■ **Task prompt**
Restate every line of the material, word for word.
--
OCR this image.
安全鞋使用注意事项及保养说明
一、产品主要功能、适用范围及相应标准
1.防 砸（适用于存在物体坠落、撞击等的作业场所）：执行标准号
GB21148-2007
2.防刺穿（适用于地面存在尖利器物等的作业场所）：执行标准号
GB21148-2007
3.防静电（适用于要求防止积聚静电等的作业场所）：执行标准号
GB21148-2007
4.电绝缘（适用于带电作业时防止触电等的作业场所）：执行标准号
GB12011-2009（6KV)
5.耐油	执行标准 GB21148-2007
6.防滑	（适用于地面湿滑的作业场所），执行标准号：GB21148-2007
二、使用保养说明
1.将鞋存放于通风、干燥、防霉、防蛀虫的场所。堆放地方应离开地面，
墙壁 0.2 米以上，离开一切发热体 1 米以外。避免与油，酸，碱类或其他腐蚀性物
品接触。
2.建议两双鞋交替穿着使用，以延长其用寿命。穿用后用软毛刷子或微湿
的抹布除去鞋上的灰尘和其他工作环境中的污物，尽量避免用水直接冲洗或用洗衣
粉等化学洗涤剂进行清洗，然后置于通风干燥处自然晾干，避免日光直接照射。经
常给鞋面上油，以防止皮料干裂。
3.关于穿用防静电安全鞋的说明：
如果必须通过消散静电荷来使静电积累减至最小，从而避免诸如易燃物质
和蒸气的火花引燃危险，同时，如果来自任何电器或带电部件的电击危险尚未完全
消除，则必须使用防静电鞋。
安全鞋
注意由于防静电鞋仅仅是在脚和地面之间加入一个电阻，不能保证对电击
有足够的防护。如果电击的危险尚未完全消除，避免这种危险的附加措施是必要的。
--
■ **Reply to the exercise**
OCR this image.
安全鞋使用注意事项及保养说明
一、产品主要功能、适用范围及相应标准
1.防 砸（适用于存在物体坠落、撞击等的作业场所）：执行标准号
GB21148-2007
2.防刺穿（适用于地面存在尖利器物等的作业场所）：执行标准号
GB21148-2007
3.防静电（适用于要求防止积聚静电等的作业场所）：执行标准号
GB21148-2007
4.电绝缘（适用于带电作业时防止触电等的作业场所）：执行标准号
GB12011-2009（6KV)
5.耐油	执行标准 GB21148-2007
6.防滑	（适用于地面湿滑的作业场所），执行标准号：GB21148-2007
二、使用保养说明
1.将鞋存放于通风、干燥、防霉、防蛀虫的场所。堆放地方应离开地面，
墙壁 0.2 米以上，离开一切发热体 1 米以外。避免与油，酸，碱类或其他腐蚀性物
品接触。
2.建议两双鞋交替穿着使用，以延长其用寿命。穿用后用软毛刷子或微湿
的抹布除去鞋上的灰尘和其他工作环境中的污物，尽量避免用水直接冲洗或用洗衣
粉等化学洗涤剂进行清洗，然后置于通风干燥处自然晾干，避免日光直接照射。经
常给鞋面上油，以防止皮料干裂。
3.关于穿用防静电安全鞋的说明：
如果必须通过消散静电荷来使静电积累减至最小，从而避免诸如易燃物质
和蒸气的火花引燃危险，同时，如果来自任何电器或带电部件的电击危险尚未完全
消除，则必须使用防静电鞋。
安全鞋
注意由于防静电鞋仅仅是在脚和地面之间加入一个电阻，不能保证对电击
有足够的防护。如果电击的危险尚未完全消除，避免这种危险的附加措施是必要的。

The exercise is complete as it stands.